» **Given instruction**: Go over the entries below line by line, copying each one that contains the word "Couple".

Records that describe figures:
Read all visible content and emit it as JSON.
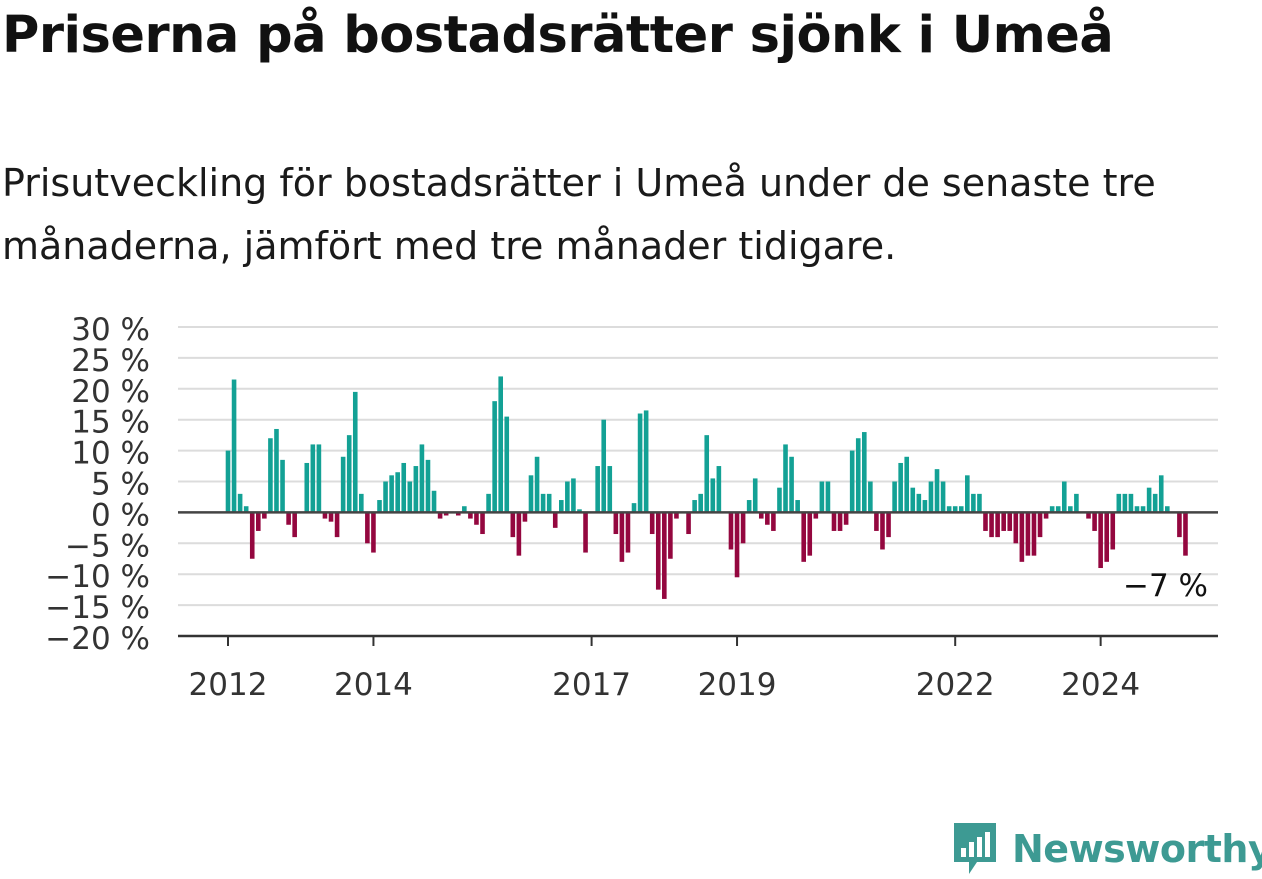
{
  "title": "Priserna på bostadsrätter sjönk i Umeå",
  "subtitle": "Prisutveckling för bostadsrätter i Umeå under de senaste tre månaderna, jämfört med tre månader tidigare.",
  "brand": {
    "name": "Newsworthy",
    "icon": "newsworthy-logo-icon",
    "color": "#3d9a93"
  },
  "chart_data": {
    "type": "bar",
    "title": "",
    "xlabel": "",
    "ylabel": "",
    "ylim": [
      -20,
      30
    ],
    "yticks": [
      30,
      25,
      20,
      15,
      10,
      5,
      0,
      -5,
      -10,
      -15,
      -20
    ],
    "ytick_labels": [
      "30 %",
      "25 %",
      "20 %",
      "15 %",
      "10 %",
      "5 %",
      "0 %",
      "−5 %",
      "−10 %",
      "−15 %",
      "−20 %"
    ],
    "xticks": [
      {
        "label": "2012",
        "index": 0
      },
      {
        "label": "2014",
        "index": 24
      },
      {
        "label": "2017",
        "index": 60
      },
      {
        "label": "2019",
        "index": 84
      },
      {
        "label": "2022",
        "index": 120
      },
      {
        "label": "2024",
        "index": 144
      }
    ],
    "grid": true,
    "positive_color": "#13a195",
    "negative_color": "#94073f",
    "annotation": {
      "text": "−7 %",
      "index": 154
    },
    "values": [
      10,
      21.5,
      3,
      1,
      -7.5,
      -3,
      -1,
      12,
      13.5,
      8.5,
      -2,
      -4,
      0,
      8,
      11,
      11,
      -1,
      -1.5,
      -4,
      9,
      12.5,
      19.5,
      3,
      -5,
      -6.5,
      2,
      5,
      6,
      6.5,
      8,
      5,
      7.5,
      11,
      8.5,
      3.5,
      -1,
      -0.5,
      0,
      -0.5,
      1,
      -1,
      -2,
      -3.5,
      3,
      18,
      22,
      15.5,
      -4,
      -7,
      -1.5,
      6,
      9,
      3,
      3,
      -2.5,
      2,
      5,
      5.5,
      0.5,
      -6.5,
      0,
      7.5,
      15,
      7.5,
      -3.5,
      -8,
      -6.5,
      1.5,
      16,
      16.5,
      -3.5,
      -12.5,
      -14,
      -7.5,
      -1,
      0,
      -3.5,
      2,
      3,
      12.5,
      5.5,
      7.5,
      0,
      -6,
      -10.5,
      -5,
      2,
      5.5,
      -1,
      -2,
      -3,
      4,
      11,
      9,
      2,
      -8,
      -7,
      -1,
      5,
      5,
      -3,
      -3,
      -2,
      10,
      12,
      13,
      5,
      -3,
      -6,
      -4,
      5,
      8,
      9,
      4,
      3,
      2,
      5,
      7,
      5,
      1,
      1,
      1,
      6,
      3,
      3,
      -3,
      -4,
      -4,
      -3,
      -3,
      -5,
      -8,
      -7,
      -7,
      -4,
      -1,
      1,
      1,
      5,
      1,
      3,
      0,
      -1,
      -3,
      -9,
      -8,
      -6,
      3,
      3,
      3,
      1,
      1,
      4,
      3,
      6,
      1,
      0,
      -4,
      -7
    ]
  }
}
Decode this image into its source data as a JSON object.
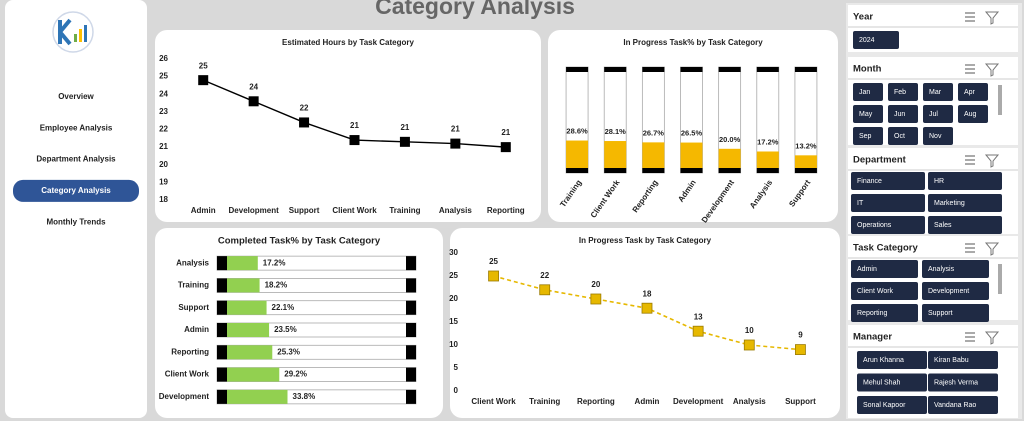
{
  "header": {
    "title": "Category Analysis"
  },
  "nav": {
    "items": [
      "Overview",
      "Employee Analysis",
      "Department Analysis",
      "Category Analysis",
      "Monthly Trends"
    ],
    "selected": 3
  },
  "slicers": [
    {
      "title": "Year",
      "items": [
        "2024"
      ]
    },
    {
      "title": "Month",
      "items": [
        "Jan",
        "Feb",
        "Mar",
        "Apr",
        "May",
        "Jun",
        "Jul",
        "Aug",
        "Sep",
        "Oct",
        "Nov"
      ]
    },
    {
      "title": "Department",
      "items": [
        "Finance",
        "HR",
        "IT",
        "Marketing",
        "Operations",
        "Sales"
      ]
    },
    {
      "title": "Task Category",
      "items": [
        "Admin",
        "Analysis",
        "Client Work",
        "Development",
        "Reporting",
        "Support"
      ]
    },
    {
      "title": "Manager",
      "items": [
        "Arun Khanna",
        "Kiran Babu",
        "Mehul Shah",
        "Rajesh Verma",
        "Sonal Kapoor",
        "Vandana Rao"
      ]
    }
  ],
  "chart_data": [
    {
      "type": "line",
      "title": "Estimated Hours by Task Category",
      "categories": [
        "Admin",
        "Development",
        "Support",
        "Client Work",
        "Training",
        "Analysis",
        "Reporting"
      ],
      "values": [
        24.8,
        23.6,
        22.4,
        21.4,
        21.3,
        21.2,
        21.0
      ],
      "value_labels": [
        "25",
        "24",
        "22",
        "21",
        "21",
        "21",
        "21"
      ],
      "color": "#000000",
      "dashed": false,
      "ylim": [
        18,
        26
      ],
      "yticks": [
        18,
        19,
        20,
        21,
        22,
        23,
        24,
        25,
        26
      ]
    },
    {
      "type": "bar",
      "orientation": "vertical",
      "title": "In Progress Task% by Task Category",
      "categories": [
        "Training",
        "Client Work",
        "Reporting",
        "Admin",
        "Development",
        "Analysis",
        "Support"
      ],
      "values": [
        28.6,
        28.1,
        26.7,
        26.5,
        20.0,
        17.2,
        13.2
      ],
      "value_labels": [
        "28.6%",
        "28.1%",
        "26.7%",
        "26.5%",
        "20.0%",
        "17.2%",
        "13.2%"
      ],
      "color": "#f5b800",
      "ylim": [
        0,
        100
      ]
    },
    {
      "type": "bar",
      "orientation": "horizontal",
      "title": "Completed Task% by Task Category",
      "categories": [
        "Analysis",
        "Training",
        "Support",
        "Admin",
        "Reporting",
        "Client Work",
        "Development"
      ],
      "values": [
        17.2,
        18.2,
        22.1,
        23.5,
        25.3,
        29.2,
        33.8
      ],
      "value_labels": [
        "17.2%",
        "18.2%",
        "22.1%",
        "23.5%",
        "25.3%",
        "29.2%",
        "33.8%"
      ],
      "color": "#92d050",
      "xlim": [
        0,
        100
      ]
    },
    {
      "type": "line",
      "title": "In Progress Task by Task Category",
      "categories": [
        "Client Work",
        "Training",
        "Reporting",
        "Admin",
        "Development",
        "Analysis",
        "Support"
      ],
      "values": [
        25,
        22,
        20,
        18,
        13,
        10,
        9
      ],
      "color": "#e6b800",
      "dashed": true,
      "ylim": [
        0,
        30
      ],
      "yticks": [
        0,
        5,
        10,
        15,
        20,
        25,
        30
      ]
    }
  ]
}
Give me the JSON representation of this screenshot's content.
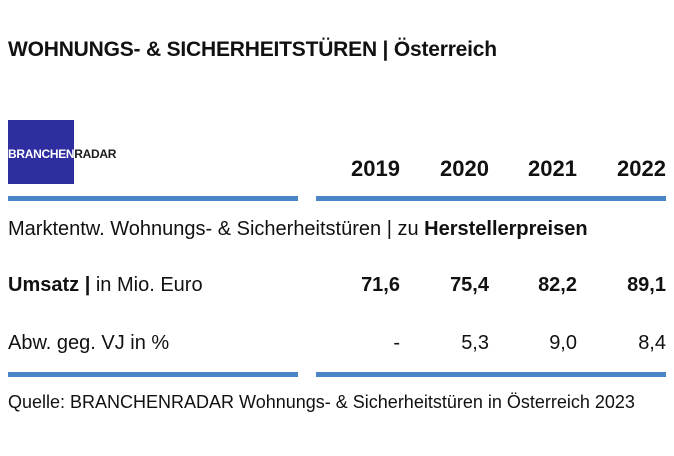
{
  "title": {
    "bold": "WOHNUNGS- & SICHERHEITSTÜREN",
    "rest": " | Österreich"
  },
  "logo": {
    "main": "BRANCHEN",
    "tail": "RADAR",
    "overlay": "BRANCHEN"
  },
  "years": [
    "2019",
    "2020",
    "2021",
    "2022"
  ],
  "subtitle": {
    "prefix": "Marktentw. Wohnungs- & Sicherheitstüren | zu ",
    "bold": "Herstellerpreisen"
  },
  "rows": [
    {
      "label_bold": "Umsatz |",
      "label_rest": " in Mio. Euro",
      "values": [
        "71,6",
        "75,4",
        "82,2",
        "89,1"
      ]
    },
    {
      "label_bold": "",
      "label_rest": "Abw. geg. VJ in %",
      "values": [
        "-",
        "5,3",
        "9,0",
        "8,4"
      ]
    }
  ],
  "source": "Quelle: BRANCHENRADAR Wohnungs- & Sicherheitstüren in Österreich 2023",
  "colors": {
    "rule": "#4a86c5",
    "logo_bg": "#2f2ea0"
  }
}
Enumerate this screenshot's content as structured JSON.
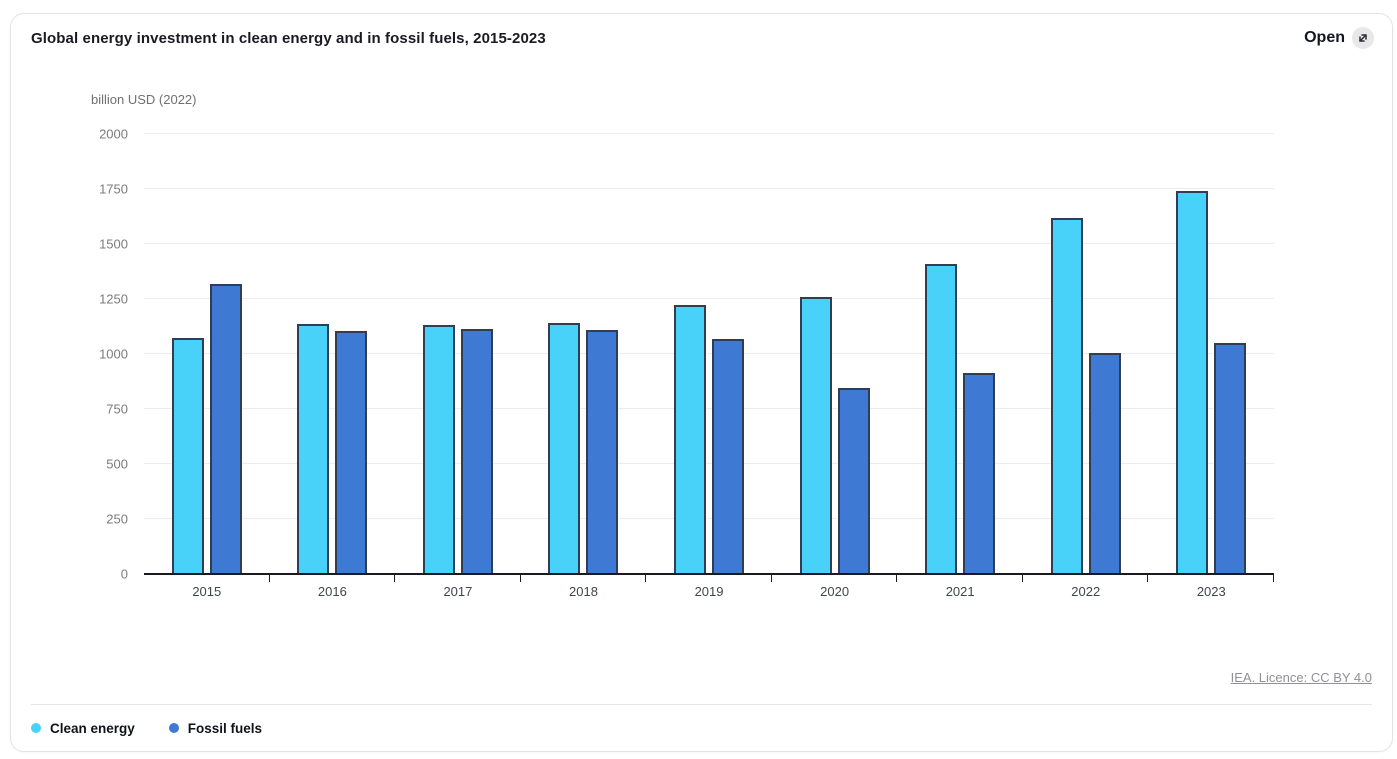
{
  "card": {
    "title": "Global energy investment in clean energy and in fossil fuels, 2015-2023",
    "open_button": {
      "label": "Open",
      "icon": "expand-diagonal-arrow-icon"
    },
    "source_link": "IEA. Licence: CC BY 4.0"
  },
  "chart_data": {
    "type": "bar",
    "title": "Global energy investment in clean energy and in fossil fuels, 2015-2023",
    "unit_label": "billion USD (2022)",
    "categories": [
      "2015",
      "2016",
      "2017",
      "2018",
      "2019",
      "2020",
      "2021",
      "2022",
      "2023"
    ],
    "series": [
      {
        "name": "Clean energy",
        "color": "#48d1f9",
        "values": [
          1075,
          1135,
          1130,
          1140,
          1225,
          1260,
          1410,
          1620,
          1740
        ]
      },
      {
        "name": "Fossil fuels",
        "color": "#3e79d4",
        "values": [
          1320,
          1105,
          1115,
          1110,
          1070,
          845,
          915,
          1005,
          1050
        ]
      }
    ],
    "xlabel": "",
    "ylabel": "billion USD (2022)",
    "ylim": [
      0,
      2000
    ],
    "ytick_step": 250,
    "yticks": [
      0,
      250,
      500,
      750,
      1000,
      1250,
      1500,
      1750,
      2000
    ],
    "grid": true,
    "bar_border_color": "#313d52",
    "legend_position": "bottom-left"
  }
}
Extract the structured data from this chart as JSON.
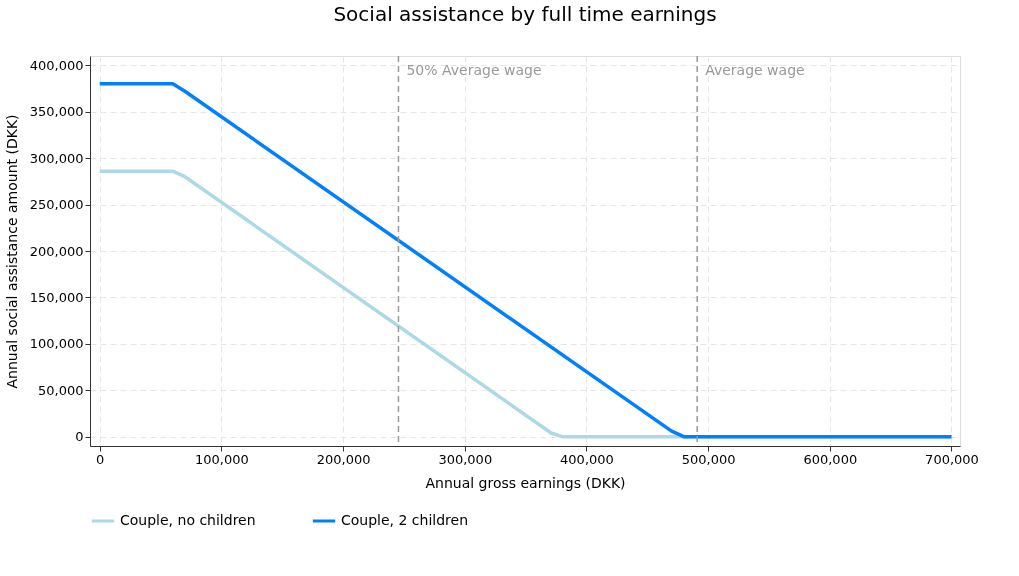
{
  "chart_data": {
    "type": "line",
    "title": "Social assistance by full time earnings",
    "xlabel": "Annual gross earnings (DKK)",
    "ylabel": "Annual social assistance amount (DKK)",
    "series": [
      {
        "name": "Couple, no children",
        "color": "#add8e6",
        "x": [
          0,
          60000,
          70000,
          371000,
          380000,
          700000
        ],
        "values": [
          286000,
          286000,
          280000,
          4000,
          0,
          0
        ]
      },
      {
        "name": "Couple, 2 children",
        "color": "#0080ff",
        "x": [
          0,
          60000,
          70000,
          470000,
          480000,
          700000
        ],
        "values": [
          380000,
          380000,
          372000,
          6000,
          0,
          0
        ]
      }
    ],
    "xlim": [
      -8000,
      707000
    ],
    "xticks": [
      {
        "value": 0,
        "label": "0"
      },
      {
        "value": 100000,
        "label": "100,000"
      },
      {
        "value": 200000,
        "label": "200,000"
      },
      {
        "value": 300000,
        "label": "300,000"
      },
      {
        "value": 400000,
        "label": "400,000"
      },
      {
        "value": 500000,
        "label": "500,000"
      },
      {
        "value": 600000,
        "label": "600,000"
      },
      {
        "value": 700000,
        "label": "700,000"
      }
    ],
    "ylim": [
      -10000,
      410000
    ],
    "yticks": [
      {
        "value": 0,
        "label": "0"
      },
      {
        "value": 50000,
        "label": "50,000"
      },
      {
        "value": 100000,
        "label": "100,000"
      },
      {
        "value": 150000,
        "label": "150,000"
      },
      {
        "value": 200000,
        "label": "200,000"
      },
      {
        "value": 250000,
        "label": "250,000"
      },
      {
        "value": 300000,
        "label": "300,000"
      },
      {
        "value": 350000,
        "label": "350,000"
      },
      {
        "value": 400000,
        "label": "400,000"
      }
    ],
    "ref_lines": [
      {
        "axis": "x",
        "value": 245500,
        "label": "50% Average wage",
        "color": "#999999",
        "line_style": "dashed"
      },
      {
        "axis": "x",
        "value": 491000,
        "label": "Average wage",
        "color": "#999999",
        "line_style": "dashed"
      }
    ],
    "grid": true,
    "legend": "bottom",
    "marker": "none",
    "line_style": "solid"
  }
}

» **Full answer**:
        "name": "Couple, no children",
        "name": "Couple, 2 children",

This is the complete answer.